*Work item*: In the text below on immune function after head injury in children, what share of patients showed anergy on day 1?

*Text under study*:
______________________________
Alterations in immune function following head injury in children

K. L. Meert, M. Long, J. Kaplan, A. P. Sarnaik

Research output: Contribution to journalArticlepeer-review

47 Scopus citations

Abstract

Objective: To investigate cellular and humoral immunity in children immediately after severe head injury and during the early recovery period. Design: Prospective, observational study with factorial design. Setting: Pediatric ICU of a university teaching hospital. Patients: Fifteen children (median age 9.6 yrs, range 1.7 to 18) with head injury and Glasgow Coma Score of ≤7. Interventions: None. Measurements and Main Results: Skin testing with seven standard antigens was performed and blood samples were obtained for the following measurements: total lymphocyte count and subsets; proliferative response to phytohemagglutinin, concanavalin A, and pokeweed mitogen; and immunoglobulin concentrations on days 1, 7, and 14 and 3 months after injury. The effect of patient plasma on phytohemagglutinin-induced proliferative responses of normal donor lymphocytes was also assessed at these times. Anergy was present in 71% of patients on day 1, 54% of patients on day 7, 31% of patients on day 14, and 18% of patients at 3 months. Total, helper, and suppressor T-cell counts were decreased on day 1, and the T-cell response to phytohemagglutinin was decreased on days 1, 7, and 14 compared with values at 3 months. B-cell counts were increased on day 1, followed by an increase in serum immunoglobulin concentrations 1 to 2 wks later. The B-cell response to pokeweed mitogen was unchanged over the 3-month study period. The phytohemagglutinin responses of normal donor lymphocytes were decreased when incubated with patient plasma obtained on day 7 after injury. Conclusions: Severe head injury in children is associated with depressed cell-mediated immunity. Plasma immunosuppressive factors may contribute to T-cell dysfunction.
______________________________
*Given information*:
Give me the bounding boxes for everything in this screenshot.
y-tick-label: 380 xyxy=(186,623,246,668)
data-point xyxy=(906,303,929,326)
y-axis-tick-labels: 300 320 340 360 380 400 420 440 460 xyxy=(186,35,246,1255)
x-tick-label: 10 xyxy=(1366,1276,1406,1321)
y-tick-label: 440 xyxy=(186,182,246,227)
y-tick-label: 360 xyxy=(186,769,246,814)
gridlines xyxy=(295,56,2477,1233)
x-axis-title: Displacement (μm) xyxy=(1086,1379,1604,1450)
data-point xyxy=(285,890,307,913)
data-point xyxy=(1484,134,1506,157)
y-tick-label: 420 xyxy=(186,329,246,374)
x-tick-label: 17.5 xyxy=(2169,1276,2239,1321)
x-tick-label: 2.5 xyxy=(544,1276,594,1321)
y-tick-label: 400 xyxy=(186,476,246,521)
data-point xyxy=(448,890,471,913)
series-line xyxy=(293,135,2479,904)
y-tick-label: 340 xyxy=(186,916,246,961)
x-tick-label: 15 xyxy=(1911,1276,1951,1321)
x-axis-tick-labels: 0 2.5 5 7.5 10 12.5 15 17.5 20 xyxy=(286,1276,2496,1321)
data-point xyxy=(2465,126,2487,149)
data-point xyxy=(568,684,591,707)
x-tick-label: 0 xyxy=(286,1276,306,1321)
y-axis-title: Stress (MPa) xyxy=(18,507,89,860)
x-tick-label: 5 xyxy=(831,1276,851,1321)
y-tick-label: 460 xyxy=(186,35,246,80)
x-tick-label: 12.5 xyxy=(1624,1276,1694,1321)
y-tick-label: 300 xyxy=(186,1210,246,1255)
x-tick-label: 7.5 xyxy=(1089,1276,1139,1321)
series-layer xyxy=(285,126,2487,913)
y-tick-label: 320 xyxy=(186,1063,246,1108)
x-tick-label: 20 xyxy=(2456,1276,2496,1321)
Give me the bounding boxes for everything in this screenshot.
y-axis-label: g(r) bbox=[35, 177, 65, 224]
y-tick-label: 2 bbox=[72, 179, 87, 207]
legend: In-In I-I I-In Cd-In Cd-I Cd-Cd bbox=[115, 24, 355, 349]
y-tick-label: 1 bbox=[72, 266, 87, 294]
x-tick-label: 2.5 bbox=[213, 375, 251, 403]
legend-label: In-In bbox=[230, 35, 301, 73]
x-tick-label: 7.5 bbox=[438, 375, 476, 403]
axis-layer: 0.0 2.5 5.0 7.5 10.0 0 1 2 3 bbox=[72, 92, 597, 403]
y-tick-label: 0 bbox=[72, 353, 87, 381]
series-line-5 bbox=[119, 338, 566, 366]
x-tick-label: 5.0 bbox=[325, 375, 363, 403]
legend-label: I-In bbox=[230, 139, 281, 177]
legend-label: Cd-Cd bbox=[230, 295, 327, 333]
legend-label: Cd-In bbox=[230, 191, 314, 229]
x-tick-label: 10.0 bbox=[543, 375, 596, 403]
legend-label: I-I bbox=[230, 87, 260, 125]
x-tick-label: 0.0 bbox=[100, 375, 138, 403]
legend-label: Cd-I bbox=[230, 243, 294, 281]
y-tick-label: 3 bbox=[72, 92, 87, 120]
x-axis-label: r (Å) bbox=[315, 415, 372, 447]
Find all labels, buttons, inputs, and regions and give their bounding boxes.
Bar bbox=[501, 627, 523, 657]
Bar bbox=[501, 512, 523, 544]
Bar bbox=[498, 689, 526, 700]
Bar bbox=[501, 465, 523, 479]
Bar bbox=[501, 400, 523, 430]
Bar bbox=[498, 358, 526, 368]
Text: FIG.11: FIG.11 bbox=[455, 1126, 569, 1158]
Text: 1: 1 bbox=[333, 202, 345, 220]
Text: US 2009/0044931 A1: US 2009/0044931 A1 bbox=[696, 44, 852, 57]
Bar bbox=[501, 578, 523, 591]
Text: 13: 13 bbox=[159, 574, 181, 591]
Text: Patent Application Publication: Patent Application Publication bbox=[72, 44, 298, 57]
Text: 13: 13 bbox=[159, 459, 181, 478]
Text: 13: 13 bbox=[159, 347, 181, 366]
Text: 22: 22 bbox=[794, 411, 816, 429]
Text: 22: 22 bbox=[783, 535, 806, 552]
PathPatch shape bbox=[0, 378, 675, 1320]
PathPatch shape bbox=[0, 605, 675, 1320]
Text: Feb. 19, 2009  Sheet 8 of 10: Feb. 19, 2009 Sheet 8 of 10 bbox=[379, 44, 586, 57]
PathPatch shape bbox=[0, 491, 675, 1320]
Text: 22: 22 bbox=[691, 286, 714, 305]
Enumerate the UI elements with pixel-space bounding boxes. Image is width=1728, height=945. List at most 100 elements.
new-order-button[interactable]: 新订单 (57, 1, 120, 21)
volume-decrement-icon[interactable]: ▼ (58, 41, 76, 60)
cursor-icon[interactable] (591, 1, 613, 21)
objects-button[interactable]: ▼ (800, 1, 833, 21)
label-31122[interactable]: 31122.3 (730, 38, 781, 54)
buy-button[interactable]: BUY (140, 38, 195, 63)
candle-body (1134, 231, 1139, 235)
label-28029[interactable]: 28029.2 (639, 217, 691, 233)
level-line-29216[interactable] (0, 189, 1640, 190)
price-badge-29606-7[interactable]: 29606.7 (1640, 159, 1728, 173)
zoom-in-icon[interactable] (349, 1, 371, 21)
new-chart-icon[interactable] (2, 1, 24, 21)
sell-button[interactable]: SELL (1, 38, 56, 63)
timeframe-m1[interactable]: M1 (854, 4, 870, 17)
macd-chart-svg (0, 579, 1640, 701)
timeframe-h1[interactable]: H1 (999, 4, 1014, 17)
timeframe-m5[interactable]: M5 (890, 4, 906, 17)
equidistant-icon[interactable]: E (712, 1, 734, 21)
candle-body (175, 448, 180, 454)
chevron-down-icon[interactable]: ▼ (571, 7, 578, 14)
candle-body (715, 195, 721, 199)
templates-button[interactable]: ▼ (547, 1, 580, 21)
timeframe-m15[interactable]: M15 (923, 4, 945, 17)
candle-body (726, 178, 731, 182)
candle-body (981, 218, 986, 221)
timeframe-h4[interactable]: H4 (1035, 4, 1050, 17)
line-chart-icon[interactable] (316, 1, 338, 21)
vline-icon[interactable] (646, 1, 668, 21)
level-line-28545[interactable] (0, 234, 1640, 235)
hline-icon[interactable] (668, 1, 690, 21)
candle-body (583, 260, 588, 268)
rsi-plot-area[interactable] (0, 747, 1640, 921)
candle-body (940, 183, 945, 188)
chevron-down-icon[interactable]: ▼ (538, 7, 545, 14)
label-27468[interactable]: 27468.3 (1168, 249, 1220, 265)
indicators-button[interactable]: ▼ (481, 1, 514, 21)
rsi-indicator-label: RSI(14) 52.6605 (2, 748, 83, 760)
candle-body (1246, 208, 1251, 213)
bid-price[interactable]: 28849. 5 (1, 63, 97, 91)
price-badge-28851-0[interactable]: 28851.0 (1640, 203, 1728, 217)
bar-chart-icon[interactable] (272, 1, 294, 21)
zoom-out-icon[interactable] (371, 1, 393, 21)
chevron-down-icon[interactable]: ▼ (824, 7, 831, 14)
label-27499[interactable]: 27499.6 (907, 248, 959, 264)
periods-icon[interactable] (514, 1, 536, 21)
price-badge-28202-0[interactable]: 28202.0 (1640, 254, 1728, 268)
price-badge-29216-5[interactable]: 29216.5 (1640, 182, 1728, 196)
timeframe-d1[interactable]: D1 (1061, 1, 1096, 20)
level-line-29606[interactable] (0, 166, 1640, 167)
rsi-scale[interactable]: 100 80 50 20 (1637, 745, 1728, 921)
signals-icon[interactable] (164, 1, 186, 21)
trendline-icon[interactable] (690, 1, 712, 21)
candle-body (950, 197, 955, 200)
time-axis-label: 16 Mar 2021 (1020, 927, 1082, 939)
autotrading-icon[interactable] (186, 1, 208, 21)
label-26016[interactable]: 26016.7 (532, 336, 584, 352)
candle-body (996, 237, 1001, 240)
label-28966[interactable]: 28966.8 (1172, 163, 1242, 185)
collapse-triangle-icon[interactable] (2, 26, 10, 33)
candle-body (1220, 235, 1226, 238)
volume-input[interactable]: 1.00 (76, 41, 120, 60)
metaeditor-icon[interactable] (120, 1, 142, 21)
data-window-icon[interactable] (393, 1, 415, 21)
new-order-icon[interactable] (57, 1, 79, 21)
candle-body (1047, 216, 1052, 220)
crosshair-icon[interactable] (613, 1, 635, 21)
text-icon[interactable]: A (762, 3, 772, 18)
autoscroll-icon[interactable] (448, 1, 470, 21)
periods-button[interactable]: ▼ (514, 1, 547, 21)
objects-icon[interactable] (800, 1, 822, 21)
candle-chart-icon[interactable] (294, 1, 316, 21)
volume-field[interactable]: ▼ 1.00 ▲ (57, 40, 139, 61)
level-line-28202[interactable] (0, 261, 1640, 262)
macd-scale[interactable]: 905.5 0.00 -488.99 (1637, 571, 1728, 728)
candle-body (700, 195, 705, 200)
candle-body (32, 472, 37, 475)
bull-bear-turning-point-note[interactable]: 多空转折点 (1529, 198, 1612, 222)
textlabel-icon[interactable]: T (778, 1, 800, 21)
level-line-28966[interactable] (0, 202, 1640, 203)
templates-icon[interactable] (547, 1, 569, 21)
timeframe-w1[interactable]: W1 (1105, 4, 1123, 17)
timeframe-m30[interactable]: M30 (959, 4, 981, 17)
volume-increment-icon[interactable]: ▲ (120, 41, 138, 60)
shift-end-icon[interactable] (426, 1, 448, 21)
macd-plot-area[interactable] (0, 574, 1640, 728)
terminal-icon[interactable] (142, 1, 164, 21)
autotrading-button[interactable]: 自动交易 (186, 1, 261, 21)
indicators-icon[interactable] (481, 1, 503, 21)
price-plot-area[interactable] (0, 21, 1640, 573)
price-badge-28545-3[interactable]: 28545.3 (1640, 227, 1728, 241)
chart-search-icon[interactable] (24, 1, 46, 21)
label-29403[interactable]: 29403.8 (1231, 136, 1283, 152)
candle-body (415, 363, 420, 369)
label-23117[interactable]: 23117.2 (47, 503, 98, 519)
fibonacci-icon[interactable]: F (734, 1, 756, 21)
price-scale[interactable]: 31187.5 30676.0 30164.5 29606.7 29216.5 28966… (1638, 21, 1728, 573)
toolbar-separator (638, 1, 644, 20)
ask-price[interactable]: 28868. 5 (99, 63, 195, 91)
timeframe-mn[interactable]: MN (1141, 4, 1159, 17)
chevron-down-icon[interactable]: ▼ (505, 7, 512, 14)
______________________________
*Solution below*: 71% of patients